* [DOCUMENT TEXT]:
[Start of Attachment]
Tuesday, 2 December 2014

Holding on, never letting go.

"Gotta hold on easy as I let you go/Wanna tell you how much I love you, though you say you already know."- Tim McGraw, My Little Girl
I was 12 and I heard my parents talking down the hall. I stumbled out of bed because it was Christmas Eve morning. My mom got my sister as well and told up that out Baba had died. I cried. I cried because I never really knew the lady. She had a massive stroke when I was young and the personality that everyone remembered her having was gone. My mom went over to help my grandpa. When she got there, his friends had come over to drink coffee with him. We went over with our dad later and the air hurt. There were no words to share; instead we sat in the heavy silence and tried to eat the meal we all knew so well.
[End of Attachment]
* [ENTRIES PROVIDED]:
[Start of Attachment]
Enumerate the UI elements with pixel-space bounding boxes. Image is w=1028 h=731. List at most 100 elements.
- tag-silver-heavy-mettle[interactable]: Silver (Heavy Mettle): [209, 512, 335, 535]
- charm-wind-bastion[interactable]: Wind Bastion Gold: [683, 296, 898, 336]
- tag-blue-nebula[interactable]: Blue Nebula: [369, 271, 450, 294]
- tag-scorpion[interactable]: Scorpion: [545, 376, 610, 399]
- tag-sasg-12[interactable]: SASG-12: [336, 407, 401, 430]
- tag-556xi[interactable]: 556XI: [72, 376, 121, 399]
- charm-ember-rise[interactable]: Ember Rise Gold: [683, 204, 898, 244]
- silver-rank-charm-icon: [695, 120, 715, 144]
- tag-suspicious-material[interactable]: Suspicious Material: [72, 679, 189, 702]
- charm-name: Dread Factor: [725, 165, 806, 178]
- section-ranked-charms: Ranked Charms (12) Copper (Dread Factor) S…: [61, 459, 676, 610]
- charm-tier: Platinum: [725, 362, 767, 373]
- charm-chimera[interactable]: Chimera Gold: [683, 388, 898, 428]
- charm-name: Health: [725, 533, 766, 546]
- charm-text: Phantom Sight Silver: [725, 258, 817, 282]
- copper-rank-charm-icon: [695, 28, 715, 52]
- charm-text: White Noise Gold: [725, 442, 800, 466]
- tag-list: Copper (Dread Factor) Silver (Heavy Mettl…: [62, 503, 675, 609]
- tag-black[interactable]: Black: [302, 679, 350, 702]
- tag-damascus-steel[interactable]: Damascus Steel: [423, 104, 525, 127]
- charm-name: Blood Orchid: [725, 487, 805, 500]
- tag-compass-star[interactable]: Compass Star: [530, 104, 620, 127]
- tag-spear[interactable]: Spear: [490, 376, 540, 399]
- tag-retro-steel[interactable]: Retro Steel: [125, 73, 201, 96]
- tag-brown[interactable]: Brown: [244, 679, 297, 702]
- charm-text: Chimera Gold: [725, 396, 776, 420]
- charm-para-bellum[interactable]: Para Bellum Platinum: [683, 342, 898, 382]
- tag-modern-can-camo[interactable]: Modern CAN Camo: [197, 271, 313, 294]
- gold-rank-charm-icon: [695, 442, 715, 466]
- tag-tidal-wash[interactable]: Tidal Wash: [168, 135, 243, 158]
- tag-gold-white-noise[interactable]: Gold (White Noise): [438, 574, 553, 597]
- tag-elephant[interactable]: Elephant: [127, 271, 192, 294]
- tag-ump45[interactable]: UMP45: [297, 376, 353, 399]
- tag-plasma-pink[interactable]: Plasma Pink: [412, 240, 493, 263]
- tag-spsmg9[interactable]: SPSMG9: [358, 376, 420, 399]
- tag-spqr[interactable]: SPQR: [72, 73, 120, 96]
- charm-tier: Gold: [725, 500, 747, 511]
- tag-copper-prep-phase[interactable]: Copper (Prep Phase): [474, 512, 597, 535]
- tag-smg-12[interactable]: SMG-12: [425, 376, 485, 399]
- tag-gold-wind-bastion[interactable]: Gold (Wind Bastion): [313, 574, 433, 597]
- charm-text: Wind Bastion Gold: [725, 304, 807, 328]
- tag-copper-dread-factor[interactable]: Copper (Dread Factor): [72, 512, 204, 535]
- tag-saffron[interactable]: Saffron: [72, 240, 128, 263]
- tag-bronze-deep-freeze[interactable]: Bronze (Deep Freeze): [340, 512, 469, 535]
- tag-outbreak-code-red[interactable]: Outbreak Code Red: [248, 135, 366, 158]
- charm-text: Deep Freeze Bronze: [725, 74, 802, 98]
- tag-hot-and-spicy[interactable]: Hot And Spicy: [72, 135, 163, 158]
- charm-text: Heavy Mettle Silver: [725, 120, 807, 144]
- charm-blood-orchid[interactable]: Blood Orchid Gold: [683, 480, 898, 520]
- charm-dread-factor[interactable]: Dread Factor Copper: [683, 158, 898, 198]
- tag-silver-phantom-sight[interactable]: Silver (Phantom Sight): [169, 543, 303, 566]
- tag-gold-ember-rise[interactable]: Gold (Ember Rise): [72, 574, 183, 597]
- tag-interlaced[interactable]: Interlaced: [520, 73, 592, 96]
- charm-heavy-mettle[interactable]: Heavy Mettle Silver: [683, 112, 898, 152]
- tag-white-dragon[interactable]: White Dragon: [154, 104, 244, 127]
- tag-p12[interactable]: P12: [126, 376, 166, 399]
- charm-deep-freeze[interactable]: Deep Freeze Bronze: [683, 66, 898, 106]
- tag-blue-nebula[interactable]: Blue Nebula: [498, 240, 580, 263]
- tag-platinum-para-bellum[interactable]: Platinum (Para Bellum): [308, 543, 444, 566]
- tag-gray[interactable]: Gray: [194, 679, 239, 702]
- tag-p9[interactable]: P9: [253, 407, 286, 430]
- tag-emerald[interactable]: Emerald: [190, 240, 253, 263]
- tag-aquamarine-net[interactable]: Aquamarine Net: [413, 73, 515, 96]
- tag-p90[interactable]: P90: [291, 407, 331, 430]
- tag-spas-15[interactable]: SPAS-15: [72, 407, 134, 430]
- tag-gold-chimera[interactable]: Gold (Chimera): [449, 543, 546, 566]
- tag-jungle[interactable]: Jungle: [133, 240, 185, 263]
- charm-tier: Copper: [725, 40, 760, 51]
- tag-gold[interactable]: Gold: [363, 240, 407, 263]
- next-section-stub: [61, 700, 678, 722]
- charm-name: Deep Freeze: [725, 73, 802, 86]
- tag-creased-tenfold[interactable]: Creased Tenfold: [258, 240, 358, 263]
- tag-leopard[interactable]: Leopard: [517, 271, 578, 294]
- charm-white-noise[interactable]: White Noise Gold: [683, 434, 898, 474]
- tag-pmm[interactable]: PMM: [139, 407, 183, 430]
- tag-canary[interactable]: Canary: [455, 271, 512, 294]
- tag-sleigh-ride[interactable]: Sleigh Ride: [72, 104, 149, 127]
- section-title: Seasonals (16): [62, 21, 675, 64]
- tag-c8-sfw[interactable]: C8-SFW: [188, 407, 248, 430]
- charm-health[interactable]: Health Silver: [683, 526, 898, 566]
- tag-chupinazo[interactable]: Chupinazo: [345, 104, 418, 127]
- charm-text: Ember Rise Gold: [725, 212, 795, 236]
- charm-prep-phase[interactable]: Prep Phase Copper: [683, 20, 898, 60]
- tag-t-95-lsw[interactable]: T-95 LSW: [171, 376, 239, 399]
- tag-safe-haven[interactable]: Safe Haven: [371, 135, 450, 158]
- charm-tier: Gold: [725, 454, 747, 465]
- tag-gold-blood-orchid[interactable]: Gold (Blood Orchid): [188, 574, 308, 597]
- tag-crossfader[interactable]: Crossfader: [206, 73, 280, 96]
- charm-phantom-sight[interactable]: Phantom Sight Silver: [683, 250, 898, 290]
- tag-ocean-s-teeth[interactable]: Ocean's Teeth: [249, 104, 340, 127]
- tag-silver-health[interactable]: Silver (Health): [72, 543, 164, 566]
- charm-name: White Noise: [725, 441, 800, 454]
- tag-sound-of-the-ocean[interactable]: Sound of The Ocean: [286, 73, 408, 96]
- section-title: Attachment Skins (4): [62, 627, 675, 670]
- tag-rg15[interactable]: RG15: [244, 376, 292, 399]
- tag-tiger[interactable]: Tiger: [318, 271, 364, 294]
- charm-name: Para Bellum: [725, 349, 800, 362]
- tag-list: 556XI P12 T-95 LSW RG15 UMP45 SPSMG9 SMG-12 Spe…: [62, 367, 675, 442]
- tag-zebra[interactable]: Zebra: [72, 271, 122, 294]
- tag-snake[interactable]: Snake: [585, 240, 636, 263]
[End of Attachment]
* [STUDY QUESTIONS]:
[A] In the post about Baba's death, why did the narrator cry on hearing the news? Answer in one to three sentences.
[B] Resume the post about Baba's death, starting after the sentence about the meal.
The records are separate material and have no connection to the post about Baba's death.

* [TASK ANSWERS]:
[A] The narrator cried because they had never really known her. She had a massive stroke when the narrator was young, and the personality everyone remembered her having was gone.

[B]
I was probably no older than 5 and at my grandparents. I was wearing an orange sundress. My baba was cooking something and I was sitting on the counter top. I don't know what we were doing, but I remember it was during the day. Maybe we were making supper. Maybe we were making lunch. The memory is blurred, yet clear. It is the only memory that I have of my baba before her stroke.

My memories of my grandparents surround my grandpa caring for my baba. Making sure she had food and was comfortable. He helped her. I remember my mom going over to help him make the first Christmas dinner he ever had to make. He had changed a lot that year. From New Year's Eve in 1997 or 1998, my grandpa became the main cook and caretaker for everything in the house. He became in charge of everything from food to paying bill. He did well.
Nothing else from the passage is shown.